-- start of Given records --

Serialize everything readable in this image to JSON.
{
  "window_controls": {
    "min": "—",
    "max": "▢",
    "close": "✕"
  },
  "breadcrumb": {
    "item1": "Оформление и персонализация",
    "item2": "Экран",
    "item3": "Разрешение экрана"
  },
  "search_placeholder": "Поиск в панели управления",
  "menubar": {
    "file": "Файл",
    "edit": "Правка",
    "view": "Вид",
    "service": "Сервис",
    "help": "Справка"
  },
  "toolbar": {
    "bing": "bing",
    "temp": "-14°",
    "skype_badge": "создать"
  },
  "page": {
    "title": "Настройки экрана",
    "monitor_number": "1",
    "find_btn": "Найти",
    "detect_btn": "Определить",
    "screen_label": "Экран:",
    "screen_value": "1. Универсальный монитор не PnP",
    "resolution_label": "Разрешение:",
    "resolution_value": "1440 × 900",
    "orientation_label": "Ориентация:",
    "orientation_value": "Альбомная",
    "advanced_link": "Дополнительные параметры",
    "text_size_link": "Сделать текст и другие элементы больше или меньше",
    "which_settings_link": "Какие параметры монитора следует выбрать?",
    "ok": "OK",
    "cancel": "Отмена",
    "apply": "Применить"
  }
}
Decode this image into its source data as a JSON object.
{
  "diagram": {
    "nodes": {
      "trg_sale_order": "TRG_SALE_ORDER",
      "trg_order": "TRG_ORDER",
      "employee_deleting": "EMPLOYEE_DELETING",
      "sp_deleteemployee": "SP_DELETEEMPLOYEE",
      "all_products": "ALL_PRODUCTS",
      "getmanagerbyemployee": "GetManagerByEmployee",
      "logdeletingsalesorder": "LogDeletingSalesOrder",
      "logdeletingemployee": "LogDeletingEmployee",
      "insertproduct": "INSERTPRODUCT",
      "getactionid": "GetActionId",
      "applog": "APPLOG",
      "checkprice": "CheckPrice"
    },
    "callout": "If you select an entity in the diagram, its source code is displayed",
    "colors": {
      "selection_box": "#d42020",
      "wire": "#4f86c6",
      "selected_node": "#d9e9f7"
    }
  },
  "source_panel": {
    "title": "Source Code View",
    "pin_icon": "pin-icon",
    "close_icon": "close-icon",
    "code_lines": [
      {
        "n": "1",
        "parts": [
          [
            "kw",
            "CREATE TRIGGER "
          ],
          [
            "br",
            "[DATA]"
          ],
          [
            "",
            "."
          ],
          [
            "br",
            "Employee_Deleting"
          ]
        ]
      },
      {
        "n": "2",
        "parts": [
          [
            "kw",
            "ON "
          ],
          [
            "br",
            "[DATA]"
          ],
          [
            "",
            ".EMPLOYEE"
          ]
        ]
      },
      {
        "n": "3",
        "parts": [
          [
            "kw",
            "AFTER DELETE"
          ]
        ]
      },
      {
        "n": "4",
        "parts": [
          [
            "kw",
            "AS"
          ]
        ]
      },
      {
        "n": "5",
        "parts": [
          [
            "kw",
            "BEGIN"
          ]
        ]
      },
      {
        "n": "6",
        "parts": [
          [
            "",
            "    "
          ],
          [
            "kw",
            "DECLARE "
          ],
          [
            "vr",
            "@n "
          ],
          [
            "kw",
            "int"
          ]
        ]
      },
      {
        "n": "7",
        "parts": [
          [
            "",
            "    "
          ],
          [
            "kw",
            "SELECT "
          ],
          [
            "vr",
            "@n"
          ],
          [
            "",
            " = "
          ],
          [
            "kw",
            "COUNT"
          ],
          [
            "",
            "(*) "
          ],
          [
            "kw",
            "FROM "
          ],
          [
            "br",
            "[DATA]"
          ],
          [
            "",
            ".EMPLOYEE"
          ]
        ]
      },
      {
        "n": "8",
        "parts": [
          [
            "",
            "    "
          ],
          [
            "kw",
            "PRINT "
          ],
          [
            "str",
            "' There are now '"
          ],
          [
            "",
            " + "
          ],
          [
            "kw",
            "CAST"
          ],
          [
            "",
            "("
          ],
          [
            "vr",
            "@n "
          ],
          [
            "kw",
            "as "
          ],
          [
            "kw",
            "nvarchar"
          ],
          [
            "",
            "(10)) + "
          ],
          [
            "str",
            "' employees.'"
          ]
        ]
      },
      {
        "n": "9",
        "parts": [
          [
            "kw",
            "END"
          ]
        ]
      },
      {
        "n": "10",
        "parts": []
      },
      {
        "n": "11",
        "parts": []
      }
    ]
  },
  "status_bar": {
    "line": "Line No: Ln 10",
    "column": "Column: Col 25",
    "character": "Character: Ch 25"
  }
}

-- end of Given records --

▸ **Short problem**:
Gather each line that holds "JSON".

▸ **Finished exercise**:
Serialize everything readable in this image to JSON.
Decode this image into its source data as a JSON object.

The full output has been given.